> _Description of the task_
Each line below should be reproduced without any alteration.
──────── Data supplied ────────
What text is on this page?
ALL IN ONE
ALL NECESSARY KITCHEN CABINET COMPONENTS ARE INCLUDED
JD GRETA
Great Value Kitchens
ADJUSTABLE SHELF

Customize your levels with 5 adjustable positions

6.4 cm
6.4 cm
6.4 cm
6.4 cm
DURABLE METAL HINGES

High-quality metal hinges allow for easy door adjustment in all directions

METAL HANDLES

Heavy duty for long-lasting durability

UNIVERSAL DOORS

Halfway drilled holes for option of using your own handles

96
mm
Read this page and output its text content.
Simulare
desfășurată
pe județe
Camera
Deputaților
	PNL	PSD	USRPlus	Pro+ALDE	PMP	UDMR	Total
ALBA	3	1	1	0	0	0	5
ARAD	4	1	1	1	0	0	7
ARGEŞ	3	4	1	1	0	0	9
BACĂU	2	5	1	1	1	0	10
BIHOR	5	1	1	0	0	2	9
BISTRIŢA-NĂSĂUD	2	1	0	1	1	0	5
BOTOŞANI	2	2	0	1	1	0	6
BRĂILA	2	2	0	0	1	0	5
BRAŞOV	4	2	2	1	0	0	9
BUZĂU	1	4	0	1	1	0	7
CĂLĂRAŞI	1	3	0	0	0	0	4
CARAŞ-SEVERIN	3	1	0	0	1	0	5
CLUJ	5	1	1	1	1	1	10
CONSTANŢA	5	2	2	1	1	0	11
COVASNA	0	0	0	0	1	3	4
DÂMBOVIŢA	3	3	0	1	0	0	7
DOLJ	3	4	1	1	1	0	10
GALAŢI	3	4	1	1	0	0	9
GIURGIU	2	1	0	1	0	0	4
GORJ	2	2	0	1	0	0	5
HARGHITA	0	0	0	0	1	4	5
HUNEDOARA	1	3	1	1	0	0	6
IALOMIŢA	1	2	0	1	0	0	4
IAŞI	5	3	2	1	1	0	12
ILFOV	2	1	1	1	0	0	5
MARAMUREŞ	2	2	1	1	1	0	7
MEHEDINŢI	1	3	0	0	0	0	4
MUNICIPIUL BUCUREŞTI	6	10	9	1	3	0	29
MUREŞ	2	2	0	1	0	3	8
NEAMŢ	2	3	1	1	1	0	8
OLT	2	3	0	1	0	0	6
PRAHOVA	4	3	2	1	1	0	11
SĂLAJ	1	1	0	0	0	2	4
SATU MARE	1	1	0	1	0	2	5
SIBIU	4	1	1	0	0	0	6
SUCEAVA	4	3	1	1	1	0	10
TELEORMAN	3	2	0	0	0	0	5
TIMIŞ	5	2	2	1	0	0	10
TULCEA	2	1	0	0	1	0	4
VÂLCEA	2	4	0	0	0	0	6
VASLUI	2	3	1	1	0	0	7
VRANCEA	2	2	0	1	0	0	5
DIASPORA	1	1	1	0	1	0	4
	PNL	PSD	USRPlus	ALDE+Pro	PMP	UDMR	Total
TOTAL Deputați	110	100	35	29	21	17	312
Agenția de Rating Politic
────────
> _Solution_
What text is on this page?
ALL IN ONE
ALL NECESSARY KITCHEN CABINET COMPONENTS ARE INCLUDED
JD GRETA
Great Value Kitchens
ADJUSTABLE SHELF

Customize your levels with 5 adjustable positions

6.4 cm
6.4 cm
6.4 cm
6.4 cm
DURABLE METAL HINGES

High-quality metal hinges allow for easy door adjustment in all directions

METAL HANDLES

Heavy duty for long-lasting durability

UNIVERSAL DOORS

Halfway drilled holes for option of using your own handles

96
mm
Read this page and output its text content.
Simulare
desfășurată
pe județe
Camera
Deputaților
	PNL	PSD	USRPlus	Pro+ALDE	PMP	UDMR	Total
ALBA	3	1	1	0	0	0	5
ARAD	4	1	1	1	0	0	7
ARGEŞ	3	4	1	1	0	0	9
BACĂU	2	5	1	1	1	0	10
BIHOR	5	1	1	0	0	2	9
BISTRIŢA-NĂSĂUD	2	1	0	1	1	0	5
BOTOŞANI	2	2	0	1	1	0	6
BRĂILA	2	2	0	0	1	0	5
BRAŞOV	4	2	2	1	0	0	9
BUZĂU	1	4	0	1	1	0	7
CĂLĂRAŞI	1	3	0	0	0	0	4
CARAŞ-SEVERIN	3	1	0	0	1	0	5
CLUJ	5	1	1	1	1	1	10
CONSTANŢA	5	2	2	1	1	0	11
COVASNA	0	0	0	0	1	3	4
DÂMBOVIŢA	3	3	0	1	0	0	7
DOLJ	3	4	1	1	1	0	10
GALAŢI	3	4	1	1	0	0	9
GIURGIU	2	1	0	1	0	0	4
GORJ	2	2	0	1	0	0	5
HARGHITA	0	0	0	0	1	4	5
HUNEDOARA	1	3	1	1	0	0	6
IALOMIŢA	1	2	0	1	0	0	4
IAŞI	5	3	2	1	1	0	12
ILFOV	2	1	1	1	0	0	5
MARAMUREŞ	2	2	1	1	1	0	7
MEHEDINŢI	1	3	0	0	0	0	4
MUNICIPIUL BUCUREŞTI	6	10	9	1	3	0	29
MUREŞ	2	2	0	1	0	3	8
NEAMŢ	2	3	1	1	1	0	8
OLT	2	3	0	1	0	0	6
PRAHOVA	4	3	2	1	1	0	11
SĂLAJ	1	1	0	0	0	2	4
SATU MARE	1	1	0	1	0	2	5
SIBIU	4	1	1	0	0	0	6
SUCEAVA	4	3	1	1	1	0	10
TELEORMAN	3	2	0	0	0	0	5
TIMIŞ	5	2	2	1	0	0	10
TULCEA	2	1	0	0	1	0	4
VÂLCEA	2	4	0	0	0	0	6
VASLUI	2	3	1	1	0	0	7
VRANCEA	2	2	0	1	0	0	5
DIASPORA	1	1	1	0	1	0	4
	PNL	PSD	USRPlus	ALDE+Pro	PMP	UDMR	Total
TOTAL Deputați	110	100	35	29	21	17	312
Agenția de Rating Politic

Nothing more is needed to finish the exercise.